» **Extracted text**
The more cores a computer has, the more fetch-execute cycle it can carry out at any given time.
Dual-core processor has two processors linked together in the same integrated circuit.
Quad-core computer has four linked processors (each with its own registers, ALU, accumulator and control unit)
Advantages and disadvantages of multiple cores
May speed up processing.
Having double the number of cores in a system doesn’t mean double the performance because some cores could have a lower clock speed due to the temperature and size, so some speed can be lost as cores try to communicate with each other.
Programs are not utilised to take advantage efficiently of this design.
Cache memory
Cache is a small amount of fast memory, which is directly connected to the CPU that can fetch recently used data.
Instructions fetched from main memory are copied to the cache, so if required again, they can be accessed quicker.
As cache is filled up, the unused instructions are replaced to make use of recent data to be made more accessible.
Cache memory advantages and disadvantages
Much quicker to access than main memory (RAM), less time fetching data.
Its expensive.
If the computer is turn off, the data stored in them is not saved it gets destroyed.
Pipelining
Is the process of completing the fetch, decode, and execute cycles of three separate instructions simultaneously, holding appropriate data in a buffer in close proximity to the CPU until it’s required.
While one instruction is being executed, another can be decoded and another fetched.
Advantageous and disadvantageous of pipelining
More efficient meaning it can do the fetch-execute cycle simultaneously.
Pipelined CPU’s works at higher clock frequencies than the RA; increases overall performance.
If you have branching instructions it will make the pipelining inefficient because it would have to flush the instructions.
Designing of the pipelined processor is complex.
The throughput of a pipelined processor is difficult to predict.
Von Neumann
- (Single) Control Unit
- (Single) Arithmetic Logic Unit
- (Special) registers within CPU
- Instructions and Data stored in same area of
memory
Is when memory is shared between instructions and data and they also share the same buses and can only fetch data and instructions at once.

» **Problem statement**
Please answer these questions from the CPU notes above:
1. How many linked processors does a quad-core computer have?
2. Where are instructions fetched from main memory copied to?
3. Pipelining completes the fetch, decode, and execute cycles of how many separate instructions simultaneously?

Page segmentation data:
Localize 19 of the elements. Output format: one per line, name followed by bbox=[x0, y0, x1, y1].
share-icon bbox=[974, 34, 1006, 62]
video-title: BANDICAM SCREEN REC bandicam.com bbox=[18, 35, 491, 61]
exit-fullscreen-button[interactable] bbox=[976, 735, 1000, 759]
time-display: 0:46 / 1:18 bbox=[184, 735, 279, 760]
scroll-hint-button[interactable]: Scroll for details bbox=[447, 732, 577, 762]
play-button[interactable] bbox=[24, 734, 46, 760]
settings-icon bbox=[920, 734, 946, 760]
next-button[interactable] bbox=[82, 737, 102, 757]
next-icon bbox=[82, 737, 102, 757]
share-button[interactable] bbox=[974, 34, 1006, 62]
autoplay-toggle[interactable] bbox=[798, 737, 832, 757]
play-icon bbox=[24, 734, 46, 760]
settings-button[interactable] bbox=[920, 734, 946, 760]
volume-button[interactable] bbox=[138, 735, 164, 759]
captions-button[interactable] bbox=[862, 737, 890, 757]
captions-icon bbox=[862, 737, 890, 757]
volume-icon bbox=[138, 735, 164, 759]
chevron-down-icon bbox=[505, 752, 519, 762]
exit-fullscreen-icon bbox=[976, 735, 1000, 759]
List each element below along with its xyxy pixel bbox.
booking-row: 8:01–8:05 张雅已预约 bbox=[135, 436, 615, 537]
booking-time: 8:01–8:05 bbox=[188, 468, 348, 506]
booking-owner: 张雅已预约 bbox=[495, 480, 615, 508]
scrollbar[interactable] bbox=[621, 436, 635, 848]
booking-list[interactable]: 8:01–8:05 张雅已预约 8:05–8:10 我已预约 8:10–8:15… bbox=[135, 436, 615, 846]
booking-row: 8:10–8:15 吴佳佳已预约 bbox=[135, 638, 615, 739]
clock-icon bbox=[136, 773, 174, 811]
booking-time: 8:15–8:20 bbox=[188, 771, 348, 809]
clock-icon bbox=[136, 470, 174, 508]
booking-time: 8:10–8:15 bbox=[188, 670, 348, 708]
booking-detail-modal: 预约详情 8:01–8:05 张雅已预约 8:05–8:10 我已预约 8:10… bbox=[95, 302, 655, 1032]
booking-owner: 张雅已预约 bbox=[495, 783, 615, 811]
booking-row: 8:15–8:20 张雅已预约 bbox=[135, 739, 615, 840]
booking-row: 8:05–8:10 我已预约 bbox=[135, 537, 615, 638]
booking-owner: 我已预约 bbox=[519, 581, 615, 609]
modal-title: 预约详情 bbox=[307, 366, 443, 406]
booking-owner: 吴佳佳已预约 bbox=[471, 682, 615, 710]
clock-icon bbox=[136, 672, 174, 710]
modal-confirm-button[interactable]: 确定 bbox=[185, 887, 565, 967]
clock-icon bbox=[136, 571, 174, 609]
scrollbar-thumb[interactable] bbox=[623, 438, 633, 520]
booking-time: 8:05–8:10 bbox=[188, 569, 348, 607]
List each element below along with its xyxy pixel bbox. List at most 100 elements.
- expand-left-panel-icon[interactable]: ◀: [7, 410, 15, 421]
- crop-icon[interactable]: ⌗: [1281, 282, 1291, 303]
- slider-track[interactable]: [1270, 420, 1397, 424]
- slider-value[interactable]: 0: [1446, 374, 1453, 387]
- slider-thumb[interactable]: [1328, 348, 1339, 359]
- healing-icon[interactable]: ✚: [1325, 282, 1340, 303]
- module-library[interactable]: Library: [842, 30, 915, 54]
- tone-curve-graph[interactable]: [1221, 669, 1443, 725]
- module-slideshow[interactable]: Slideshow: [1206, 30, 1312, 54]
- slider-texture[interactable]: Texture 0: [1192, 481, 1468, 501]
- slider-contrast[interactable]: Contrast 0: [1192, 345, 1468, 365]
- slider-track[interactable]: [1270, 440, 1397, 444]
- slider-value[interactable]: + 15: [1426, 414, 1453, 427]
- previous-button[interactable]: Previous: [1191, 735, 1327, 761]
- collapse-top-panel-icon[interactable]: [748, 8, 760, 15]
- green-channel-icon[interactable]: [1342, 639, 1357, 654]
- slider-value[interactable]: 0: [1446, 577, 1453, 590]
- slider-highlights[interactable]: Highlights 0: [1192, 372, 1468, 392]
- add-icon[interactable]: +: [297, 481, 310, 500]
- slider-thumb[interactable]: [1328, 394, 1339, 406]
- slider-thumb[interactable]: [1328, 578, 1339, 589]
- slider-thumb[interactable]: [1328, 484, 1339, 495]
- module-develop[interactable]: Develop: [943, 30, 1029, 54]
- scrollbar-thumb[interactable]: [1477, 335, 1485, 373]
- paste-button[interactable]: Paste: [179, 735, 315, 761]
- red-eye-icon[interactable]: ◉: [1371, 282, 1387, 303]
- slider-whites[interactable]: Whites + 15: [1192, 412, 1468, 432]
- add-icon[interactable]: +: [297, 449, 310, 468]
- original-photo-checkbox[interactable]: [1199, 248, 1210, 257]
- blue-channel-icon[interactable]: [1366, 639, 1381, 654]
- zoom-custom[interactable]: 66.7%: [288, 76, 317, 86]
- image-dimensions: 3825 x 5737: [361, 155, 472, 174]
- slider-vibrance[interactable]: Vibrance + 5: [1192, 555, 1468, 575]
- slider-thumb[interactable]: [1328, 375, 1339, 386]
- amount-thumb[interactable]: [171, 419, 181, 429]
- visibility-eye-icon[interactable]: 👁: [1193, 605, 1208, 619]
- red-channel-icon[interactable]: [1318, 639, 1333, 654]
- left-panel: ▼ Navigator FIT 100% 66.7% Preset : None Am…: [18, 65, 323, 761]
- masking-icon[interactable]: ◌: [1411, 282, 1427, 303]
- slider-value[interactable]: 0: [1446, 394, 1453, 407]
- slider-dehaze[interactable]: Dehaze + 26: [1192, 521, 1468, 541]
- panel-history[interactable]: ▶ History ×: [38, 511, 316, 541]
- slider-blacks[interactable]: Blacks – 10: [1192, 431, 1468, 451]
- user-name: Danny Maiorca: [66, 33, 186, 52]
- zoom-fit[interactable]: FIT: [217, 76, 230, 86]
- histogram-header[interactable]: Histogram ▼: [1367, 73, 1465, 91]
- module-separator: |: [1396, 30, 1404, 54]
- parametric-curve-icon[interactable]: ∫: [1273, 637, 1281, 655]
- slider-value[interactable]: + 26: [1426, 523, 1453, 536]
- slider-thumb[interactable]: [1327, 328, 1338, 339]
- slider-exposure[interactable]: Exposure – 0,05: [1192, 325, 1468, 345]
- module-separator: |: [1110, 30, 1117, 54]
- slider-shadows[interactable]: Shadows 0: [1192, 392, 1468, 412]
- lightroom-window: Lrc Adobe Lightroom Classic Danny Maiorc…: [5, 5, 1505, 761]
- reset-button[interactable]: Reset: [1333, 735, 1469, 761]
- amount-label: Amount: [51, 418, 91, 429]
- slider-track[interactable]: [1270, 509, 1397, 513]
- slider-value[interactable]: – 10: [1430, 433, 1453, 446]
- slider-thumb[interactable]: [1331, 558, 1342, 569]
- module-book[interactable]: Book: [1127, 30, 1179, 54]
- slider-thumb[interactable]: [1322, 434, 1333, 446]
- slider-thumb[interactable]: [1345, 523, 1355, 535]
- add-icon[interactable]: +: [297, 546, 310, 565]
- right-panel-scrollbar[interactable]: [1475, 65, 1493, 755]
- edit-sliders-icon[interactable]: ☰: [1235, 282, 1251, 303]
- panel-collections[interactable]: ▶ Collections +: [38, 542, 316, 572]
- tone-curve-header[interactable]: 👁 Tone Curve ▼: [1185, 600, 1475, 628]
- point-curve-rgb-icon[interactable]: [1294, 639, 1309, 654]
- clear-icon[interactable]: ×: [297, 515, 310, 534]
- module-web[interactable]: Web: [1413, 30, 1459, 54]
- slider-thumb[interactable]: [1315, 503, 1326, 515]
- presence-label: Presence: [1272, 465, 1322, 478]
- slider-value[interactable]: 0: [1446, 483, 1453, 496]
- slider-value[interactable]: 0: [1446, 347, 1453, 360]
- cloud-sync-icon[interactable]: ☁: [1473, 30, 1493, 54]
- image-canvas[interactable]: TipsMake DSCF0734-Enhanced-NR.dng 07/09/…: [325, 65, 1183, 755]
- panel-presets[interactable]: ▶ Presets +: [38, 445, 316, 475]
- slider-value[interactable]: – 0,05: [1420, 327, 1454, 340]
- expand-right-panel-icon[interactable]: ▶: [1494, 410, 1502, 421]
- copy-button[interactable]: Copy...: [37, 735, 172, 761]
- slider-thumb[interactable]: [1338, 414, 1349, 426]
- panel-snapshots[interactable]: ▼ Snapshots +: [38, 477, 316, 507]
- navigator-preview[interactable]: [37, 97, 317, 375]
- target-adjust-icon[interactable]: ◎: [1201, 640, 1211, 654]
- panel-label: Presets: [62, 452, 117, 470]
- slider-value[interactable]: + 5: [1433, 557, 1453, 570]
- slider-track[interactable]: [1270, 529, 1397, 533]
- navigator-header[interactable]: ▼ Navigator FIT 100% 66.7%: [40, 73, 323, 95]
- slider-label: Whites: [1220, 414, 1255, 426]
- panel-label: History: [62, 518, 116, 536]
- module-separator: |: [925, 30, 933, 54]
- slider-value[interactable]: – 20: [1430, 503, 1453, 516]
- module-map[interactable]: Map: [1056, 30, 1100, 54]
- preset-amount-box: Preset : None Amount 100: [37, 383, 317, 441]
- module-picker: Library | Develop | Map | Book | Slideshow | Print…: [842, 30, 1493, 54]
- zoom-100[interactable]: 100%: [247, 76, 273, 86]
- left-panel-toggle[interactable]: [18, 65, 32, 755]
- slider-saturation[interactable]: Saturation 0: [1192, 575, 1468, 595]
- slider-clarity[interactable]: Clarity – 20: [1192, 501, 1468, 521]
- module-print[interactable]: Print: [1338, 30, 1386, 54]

» **Output**
1. Four
2. The cache
3. Three